__Set problem__: Check every line of the entries for "screenshot", and copy the lines that hold it.

[Collected data entries]
◆ ◆ ◆ ◆ ◆
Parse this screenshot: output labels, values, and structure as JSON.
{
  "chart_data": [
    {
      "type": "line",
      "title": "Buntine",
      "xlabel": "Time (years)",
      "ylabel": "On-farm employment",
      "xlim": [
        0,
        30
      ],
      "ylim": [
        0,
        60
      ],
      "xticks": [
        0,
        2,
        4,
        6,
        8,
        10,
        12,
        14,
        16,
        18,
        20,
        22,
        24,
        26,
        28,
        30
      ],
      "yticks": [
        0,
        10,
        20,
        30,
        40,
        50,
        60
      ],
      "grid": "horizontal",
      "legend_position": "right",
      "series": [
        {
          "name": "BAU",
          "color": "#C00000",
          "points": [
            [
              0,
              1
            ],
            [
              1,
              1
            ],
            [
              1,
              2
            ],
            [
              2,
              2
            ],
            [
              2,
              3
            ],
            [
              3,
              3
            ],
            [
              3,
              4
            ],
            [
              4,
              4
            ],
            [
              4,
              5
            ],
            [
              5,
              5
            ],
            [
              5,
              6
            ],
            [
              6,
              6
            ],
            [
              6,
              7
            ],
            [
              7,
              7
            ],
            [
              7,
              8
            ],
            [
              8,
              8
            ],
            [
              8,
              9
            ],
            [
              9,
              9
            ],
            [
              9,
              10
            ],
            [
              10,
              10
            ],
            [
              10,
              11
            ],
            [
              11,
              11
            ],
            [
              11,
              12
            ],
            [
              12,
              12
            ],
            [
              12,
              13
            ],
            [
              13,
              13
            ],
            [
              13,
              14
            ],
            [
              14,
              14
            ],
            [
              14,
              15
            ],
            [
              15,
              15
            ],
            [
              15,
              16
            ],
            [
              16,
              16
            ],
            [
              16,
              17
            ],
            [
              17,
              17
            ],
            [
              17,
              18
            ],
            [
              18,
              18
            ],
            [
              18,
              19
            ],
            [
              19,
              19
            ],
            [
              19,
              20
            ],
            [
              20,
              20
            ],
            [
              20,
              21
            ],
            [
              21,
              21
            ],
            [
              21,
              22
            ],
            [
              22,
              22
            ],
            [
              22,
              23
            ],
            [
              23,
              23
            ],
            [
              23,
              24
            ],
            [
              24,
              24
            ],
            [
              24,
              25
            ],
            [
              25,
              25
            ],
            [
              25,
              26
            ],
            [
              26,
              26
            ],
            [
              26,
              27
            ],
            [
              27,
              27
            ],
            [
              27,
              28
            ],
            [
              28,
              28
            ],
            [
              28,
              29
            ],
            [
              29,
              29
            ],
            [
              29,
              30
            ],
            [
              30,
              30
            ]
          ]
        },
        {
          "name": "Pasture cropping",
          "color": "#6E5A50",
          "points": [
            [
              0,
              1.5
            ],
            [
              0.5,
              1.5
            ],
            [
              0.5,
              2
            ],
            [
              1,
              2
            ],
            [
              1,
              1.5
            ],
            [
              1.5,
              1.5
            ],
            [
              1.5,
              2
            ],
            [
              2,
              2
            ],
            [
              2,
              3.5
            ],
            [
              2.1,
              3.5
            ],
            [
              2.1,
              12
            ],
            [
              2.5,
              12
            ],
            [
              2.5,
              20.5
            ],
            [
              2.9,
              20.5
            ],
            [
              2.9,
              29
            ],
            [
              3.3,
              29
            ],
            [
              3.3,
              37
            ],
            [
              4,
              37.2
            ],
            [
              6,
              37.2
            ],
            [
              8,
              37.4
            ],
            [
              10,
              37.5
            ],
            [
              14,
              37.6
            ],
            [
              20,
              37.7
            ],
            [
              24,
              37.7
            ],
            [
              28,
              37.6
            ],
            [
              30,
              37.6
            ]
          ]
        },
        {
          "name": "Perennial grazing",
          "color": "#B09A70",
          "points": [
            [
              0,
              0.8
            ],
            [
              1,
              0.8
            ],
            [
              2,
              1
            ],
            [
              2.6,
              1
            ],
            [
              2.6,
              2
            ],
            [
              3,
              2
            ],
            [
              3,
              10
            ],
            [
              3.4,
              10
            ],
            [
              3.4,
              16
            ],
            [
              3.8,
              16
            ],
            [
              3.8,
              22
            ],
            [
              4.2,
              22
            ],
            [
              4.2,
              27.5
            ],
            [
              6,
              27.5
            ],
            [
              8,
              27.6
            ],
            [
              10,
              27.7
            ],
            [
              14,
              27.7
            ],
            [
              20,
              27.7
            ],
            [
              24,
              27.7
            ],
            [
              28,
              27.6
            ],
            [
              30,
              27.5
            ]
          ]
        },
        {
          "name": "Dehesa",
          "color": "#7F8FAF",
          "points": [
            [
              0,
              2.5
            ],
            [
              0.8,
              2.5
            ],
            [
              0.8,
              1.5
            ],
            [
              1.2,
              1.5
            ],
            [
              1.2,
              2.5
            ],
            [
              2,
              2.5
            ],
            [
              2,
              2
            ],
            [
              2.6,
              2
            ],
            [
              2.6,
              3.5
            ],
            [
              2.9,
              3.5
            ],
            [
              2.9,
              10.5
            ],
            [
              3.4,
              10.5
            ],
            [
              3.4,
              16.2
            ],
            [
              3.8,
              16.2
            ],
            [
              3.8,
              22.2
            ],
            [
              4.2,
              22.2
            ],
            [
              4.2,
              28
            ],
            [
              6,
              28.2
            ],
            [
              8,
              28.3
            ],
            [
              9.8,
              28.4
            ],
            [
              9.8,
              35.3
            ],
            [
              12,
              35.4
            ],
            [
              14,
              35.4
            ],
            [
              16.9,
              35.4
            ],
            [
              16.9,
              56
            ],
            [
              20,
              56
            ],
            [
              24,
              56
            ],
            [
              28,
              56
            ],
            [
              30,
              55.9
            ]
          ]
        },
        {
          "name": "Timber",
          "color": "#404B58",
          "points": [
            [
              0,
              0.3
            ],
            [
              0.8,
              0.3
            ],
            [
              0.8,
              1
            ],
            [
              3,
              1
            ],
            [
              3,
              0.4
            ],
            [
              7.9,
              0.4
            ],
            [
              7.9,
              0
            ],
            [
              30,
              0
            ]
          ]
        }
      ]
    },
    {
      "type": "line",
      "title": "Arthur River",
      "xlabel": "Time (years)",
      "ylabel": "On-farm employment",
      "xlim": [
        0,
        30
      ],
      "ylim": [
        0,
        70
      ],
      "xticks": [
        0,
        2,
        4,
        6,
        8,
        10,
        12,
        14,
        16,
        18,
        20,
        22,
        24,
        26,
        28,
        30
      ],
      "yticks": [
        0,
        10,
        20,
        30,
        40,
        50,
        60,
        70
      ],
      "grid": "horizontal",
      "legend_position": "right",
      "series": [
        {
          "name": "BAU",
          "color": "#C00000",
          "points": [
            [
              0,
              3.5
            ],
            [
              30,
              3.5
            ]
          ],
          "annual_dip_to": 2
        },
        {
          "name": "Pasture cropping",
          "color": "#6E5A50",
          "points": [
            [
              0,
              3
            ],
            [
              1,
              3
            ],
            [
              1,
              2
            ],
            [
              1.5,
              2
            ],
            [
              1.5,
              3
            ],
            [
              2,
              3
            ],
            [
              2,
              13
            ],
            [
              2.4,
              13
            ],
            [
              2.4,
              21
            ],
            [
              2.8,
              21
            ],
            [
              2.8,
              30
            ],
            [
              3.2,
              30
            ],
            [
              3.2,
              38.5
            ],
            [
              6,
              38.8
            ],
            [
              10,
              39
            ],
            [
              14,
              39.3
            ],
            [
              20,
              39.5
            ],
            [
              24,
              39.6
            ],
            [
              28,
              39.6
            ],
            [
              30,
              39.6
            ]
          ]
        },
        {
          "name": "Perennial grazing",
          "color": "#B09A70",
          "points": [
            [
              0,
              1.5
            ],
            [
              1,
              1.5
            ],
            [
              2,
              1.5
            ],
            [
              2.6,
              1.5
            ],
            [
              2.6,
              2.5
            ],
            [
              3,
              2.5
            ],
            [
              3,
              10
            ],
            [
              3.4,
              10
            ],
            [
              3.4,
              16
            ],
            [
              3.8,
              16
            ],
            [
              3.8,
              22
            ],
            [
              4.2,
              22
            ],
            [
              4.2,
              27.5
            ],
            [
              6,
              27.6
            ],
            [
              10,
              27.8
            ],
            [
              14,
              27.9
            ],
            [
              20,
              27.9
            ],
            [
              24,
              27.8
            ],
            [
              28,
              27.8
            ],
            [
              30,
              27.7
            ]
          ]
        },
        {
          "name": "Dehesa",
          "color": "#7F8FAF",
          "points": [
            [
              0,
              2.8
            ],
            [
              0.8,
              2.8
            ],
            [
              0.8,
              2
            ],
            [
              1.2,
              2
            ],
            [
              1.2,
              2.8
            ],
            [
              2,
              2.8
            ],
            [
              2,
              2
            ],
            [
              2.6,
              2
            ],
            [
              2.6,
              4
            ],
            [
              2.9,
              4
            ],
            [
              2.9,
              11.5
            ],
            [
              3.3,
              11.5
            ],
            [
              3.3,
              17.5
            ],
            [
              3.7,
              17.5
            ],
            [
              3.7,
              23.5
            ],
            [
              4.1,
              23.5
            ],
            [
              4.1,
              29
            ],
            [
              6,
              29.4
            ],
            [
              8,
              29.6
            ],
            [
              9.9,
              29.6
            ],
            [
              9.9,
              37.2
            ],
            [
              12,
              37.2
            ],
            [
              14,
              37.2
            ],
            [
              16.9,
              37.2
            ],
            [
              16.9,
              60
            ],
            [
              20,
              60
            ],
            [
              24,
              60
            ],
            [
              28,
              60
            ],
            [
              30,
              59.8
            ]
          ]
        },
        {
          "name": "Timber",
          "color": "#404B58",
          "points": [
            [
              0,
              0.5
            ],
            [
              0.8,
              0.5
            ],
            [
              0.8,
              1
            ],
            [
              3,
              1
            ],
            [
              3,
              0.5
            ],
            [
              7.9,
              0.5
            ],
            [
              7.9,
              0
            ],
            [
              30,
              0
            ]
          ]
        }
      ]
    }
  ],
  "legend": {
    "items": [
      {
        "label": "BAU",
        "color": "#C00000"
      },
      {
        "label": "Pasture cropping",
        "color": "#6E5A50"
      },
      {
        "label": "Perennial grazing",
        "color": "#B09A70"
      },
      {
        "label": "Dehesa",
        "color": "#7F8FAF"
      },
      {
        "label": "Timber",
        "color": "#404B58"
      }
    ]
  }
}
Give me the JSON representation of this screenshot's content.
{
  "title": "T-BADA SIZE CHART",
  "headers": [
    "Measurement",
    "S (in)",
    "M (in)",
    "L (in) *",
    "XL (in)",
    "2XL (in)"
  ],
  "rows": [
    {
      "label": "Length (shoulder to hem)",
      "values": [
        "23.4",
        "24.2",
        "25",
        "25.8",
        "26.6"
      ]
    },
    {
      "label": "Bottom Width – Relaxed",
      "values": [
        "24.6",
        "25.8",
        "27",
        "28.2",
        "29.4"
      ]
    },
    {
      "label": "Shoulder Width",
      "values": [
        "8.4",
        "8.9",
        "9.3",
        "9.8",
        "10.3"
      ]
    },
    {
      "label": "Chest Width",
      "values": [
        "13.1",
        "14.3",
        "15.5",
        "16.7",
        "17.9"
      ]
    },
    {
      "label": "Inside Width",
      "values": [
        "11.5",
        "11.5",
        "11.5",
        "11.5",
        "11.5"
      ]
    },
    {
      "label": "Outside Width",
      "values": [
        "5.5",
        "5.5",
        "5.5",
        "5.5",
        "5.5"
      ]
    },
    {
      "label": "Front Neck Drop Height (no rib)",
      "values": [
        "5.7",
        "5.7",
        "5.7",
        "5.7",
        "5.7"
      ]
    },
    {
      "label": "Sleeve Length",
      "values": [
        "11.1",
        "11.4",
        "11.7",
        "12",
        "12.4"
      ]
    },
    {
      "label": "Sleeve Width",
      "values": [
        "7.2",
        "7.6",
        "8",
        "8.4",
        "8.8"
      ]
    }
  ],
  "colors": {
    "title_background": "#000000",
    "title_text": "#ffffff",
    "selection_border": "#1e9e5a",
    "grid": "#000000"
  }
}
◆ ◆ ◆ ◆ ◆
__Solved problem__:
Parse this screenshot: output labels, values, and structure as JSON.
Give me the JSON representation of this screenshot's content.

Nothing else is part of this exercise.